Extracted data entries:
######

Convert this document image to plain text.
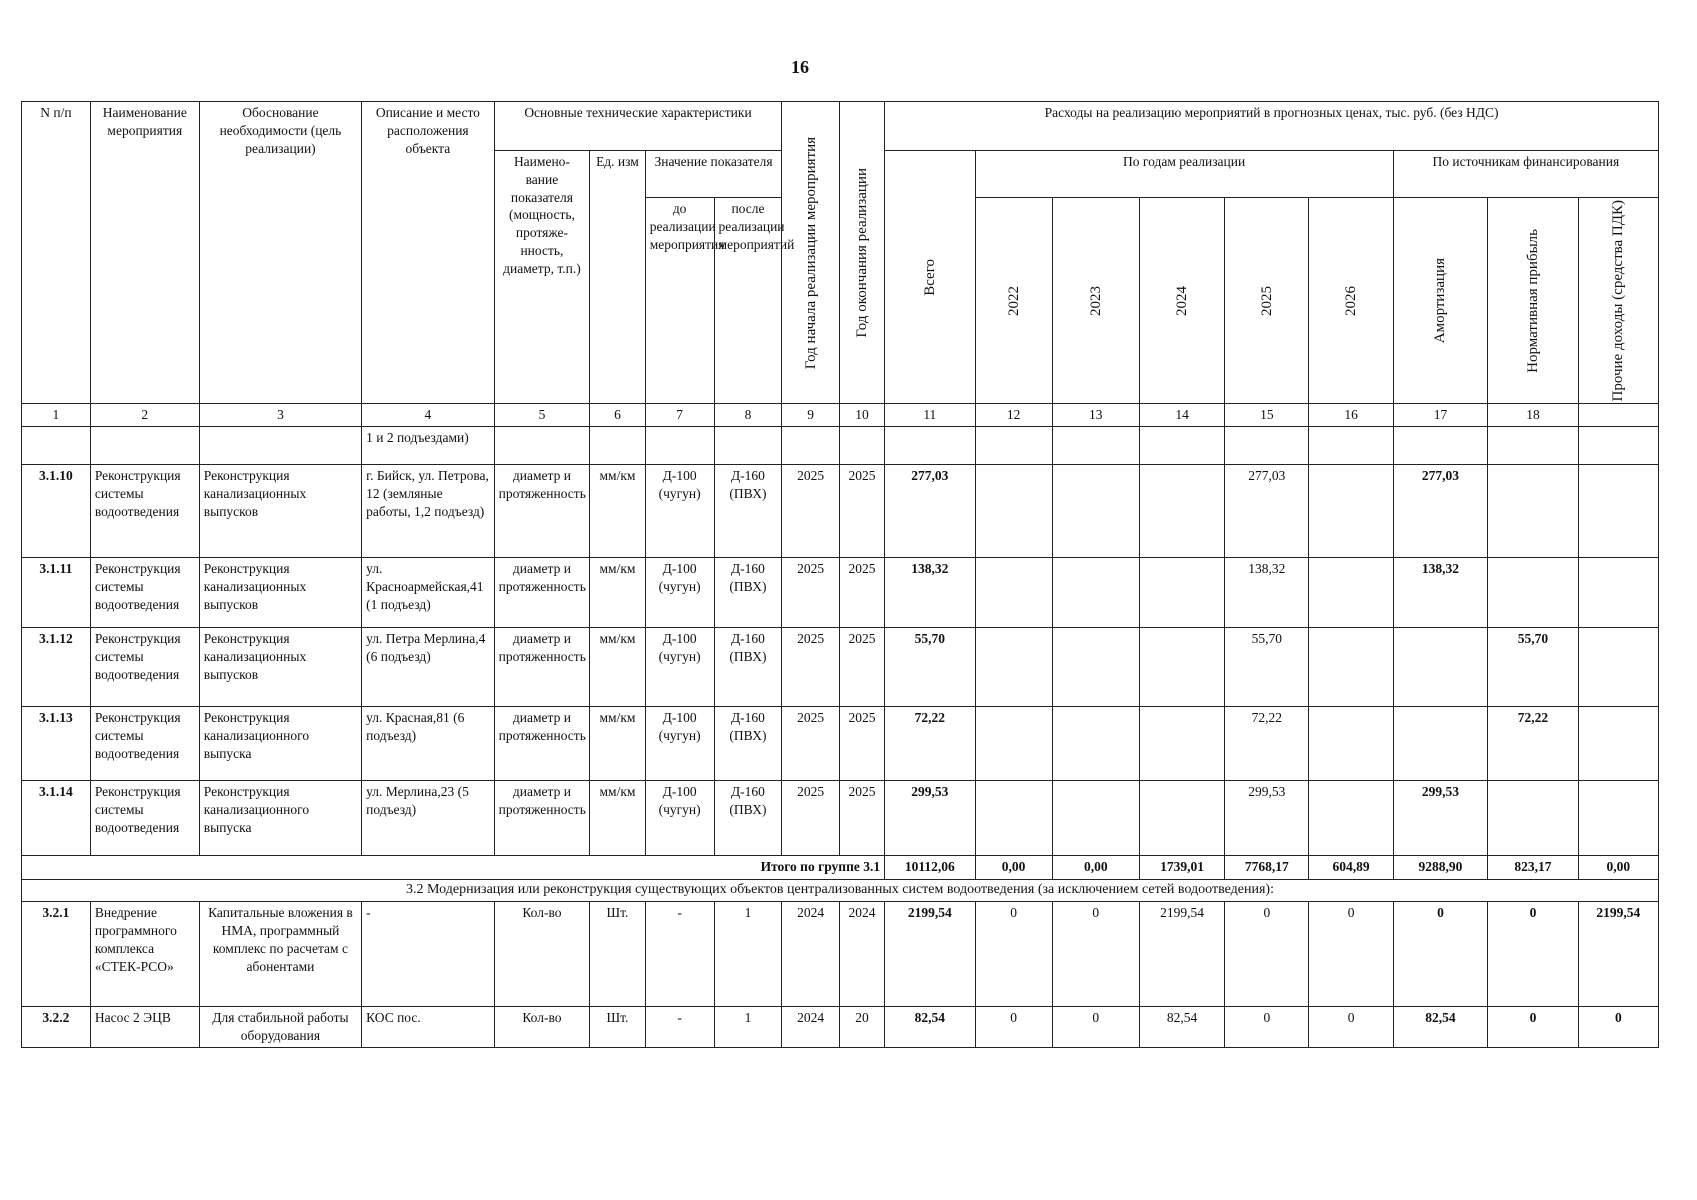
16
N п/п	Наименование мероприятия	Обоснование необходимости (цель реализации)	Описание и место расположения объекта	Основные технические характеристики				Год начала реализации мероприятия	Год окончания реализации	Расходы на реализацию мероприятий в прогнозных ценах, тыс. руб. (без НДС)								
				Наимено-вание показателя (мощность, протяже-нность, диаметр, т.п.)	Ед. изм	Значение показателя				Всего	По годам реализации					По источникам финансирования		
						до реализации мероприятия	после реализации мероприятий				2022	2023	2024	2025	2026	Амортизация	Нормативная прибыль	Прочие доходы (средства ПДК)

1	2	3	4	5	6	7	8	9	10	11	12	13	14	15	16	17	18	
			1 и 2 подъездами)															
3.1.10	Реконструкция системы водоотведения	Реконструкция канализационных выпусков	г. Бийск, ул. Петрова, 12 (земляные работы, 1,2 подъезд)	диаметр и протяженность	мм/км	Д-100 (чугун)	Д-160 (ПВХ)	2025	2025	277,03				277,03		277,03		
3.1.11	Реконструкция системы водоотведения	Реконструкция канализационных выпусков	ул. Красноармейская,41 (1 подъезд)	диаметр и протяженность	мм/км	Д-100 (чугун)	Д-160 (ПВХ)	2025	2025	138,32				138,32		138,32		
3.1.12	Реконструкция системы водоотведения	Реконструкция канализационных выпусков	ул. Петра Мерлина,4 (6 подъезд)	диаметр и протяженность	мм/км	Д-100 (чугун)	Д-160 (ПВХ)	2025	2025	55,70				55,70			55,70	
3.1.13	Реконструкция системы водоотведения	Реконструкция канализационного выпуска	ул. Красная,81 (6 подъезд)	диаметр и протяженность	мм/км	Д-100 (чугун)	Д-160 (ПВХ)	2025	2025	72,22				72,22			72,22	
3.1.14	Реконструкция системы водоотведения	Реконструкция канализационного выпуска	ул. Мерлина,23 (5 подъезд)	диаметр и протяженность	мм/км	Д-100 (чугун)	Д-160 (ПВХ)	2025	2025	299,53				299,53		299,53		
Итого по группе 3.1										10112,06	0,00	0,00	1739,01	7768,17	604,89	9288,90	823,17	0,00
3.2 Модернизация или реконструкция существующих объектов централизованных систем водоотведения (за исключением сетей водоотведения):																		
3.2.1	Внедрение программного комплекса «СТЕК-РСО»	Капитальные вложения в НМА, программный комплекс по расчетам с абонентами	-	Кол-во	Шт.	-	1	2024	2024	2199,54	0	0	2199,54	0	0	0	0	2199,54
3.2.2	Насос 2 ЭЦВ	Для стабильной работы оборудования	КОС пос.	Кол-во	Шт.	-	1	2024	20	82,54	0	0	82,54	0	0	82,54	0	0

######

WHAT YOU WILL DO:
Copy everything in the records above except the pictures, exactly as written.

WORKED ANSWER:
Convert this document image to plain text.
16
N п/п	Наименование мероприятия	Обоснование необходимости (цель реализации)	Описание и место расположения объекта	Основные технические характеристики				Год начала реализации мероприятия	Год окончания реализации	Расходы на реализацию мероприятий в прогнозных ценах, тыс. руб. (без НДС)								
				Наимено-вание показателя (мощность, протяже-нность, диаметр, т.п.)	Ед. изм	Значение показателя				Всего	По годам реализации					По источникам финансирования		
						до реализации мероприятия	после реализации мероприятий				2022	2023	2024	2025	2026	Амортизация	Нормативная прибыль	Прочие доходы (средства ПДК)

1	2	3	4	5	6	7	8	9	10	11	12	13	14	15	16	17	18	
			1 и 2 подъездами)															
3.1.10	Реконструкция системы водоотведения	Реконструкция канализационных выпусков	г. Бийск, ул. Петрова, 12 (земляные работы, 1,2 подъезд)	диаметр и протяженность	мм/км	Д-100 (чугун)	Д-160 (ПВХ)	2025	2025	277,03				277,03		277,03		
3.1.11	Реконструкция системы водоотведения	Реконструкция канализационных выпусков	ул. Красноармейская,41 (1 подъезд)	диаметр и протяженность	мм/км	Д-100 (чугун)	Д-160 (ПВХ)	2025	2025	138,32				138,32		138,32		
3.1.12	Реконструкция системы водоотведения	Реконструкция канализационных выпусков	ул. Петра Мерлина,4 (6 подъезд)	диаметр и протяженность	мм/км	Д-100 (чугун)	Д-160 (ПВХ)	2025	2025	55,70				55,70			55,70	
3.1.13	Реконструкция системы водоотведения	Реконструкция канализационного выпуска	ул. Красная,81 (6 подъезд)	диаметр и протяженность	мм/км	Д-100 (чугун)	Д-160 (ПВХ)	2025	2025	72,22				72,22			72,22	
3.1.14	Реконструкция системы водоотведения	Реконструкция канализационного выпуска	ул. Мерлина,23 (5 подъезд)	диаметр и протяженность	мм/км	Д-100 (чугун)	Д-160 (ПВХ)	2025	2025	299,53				299,53		299,53		
Итого по группе 3.1										10112,06	0,00	0,00	1739,01	7768,17	604,89	9288,90	823,17	0,00
3.2 Модернизация или реконструкция существующих объектов централизованных систем водоотведения (за исключением сетей водоотведения):																		
3.2.1	Внедрение программного комплекса «СТЕК-РСО»	Капитальные вложения в НМА, программный комплекс по расчетам с абонентами	-	Кол-во	Шт.	-	1	2024	2024	2199,54	0	0	2199,54	0	0	0	0	2199,54
3.2.2	Насос 2 ЭЦВ	Для стабильной работы оборудования	КОС пос.	Кол-во	Шт.	-	1	2024	20	82,54	0	0	82,54	0	0	82,54	0	0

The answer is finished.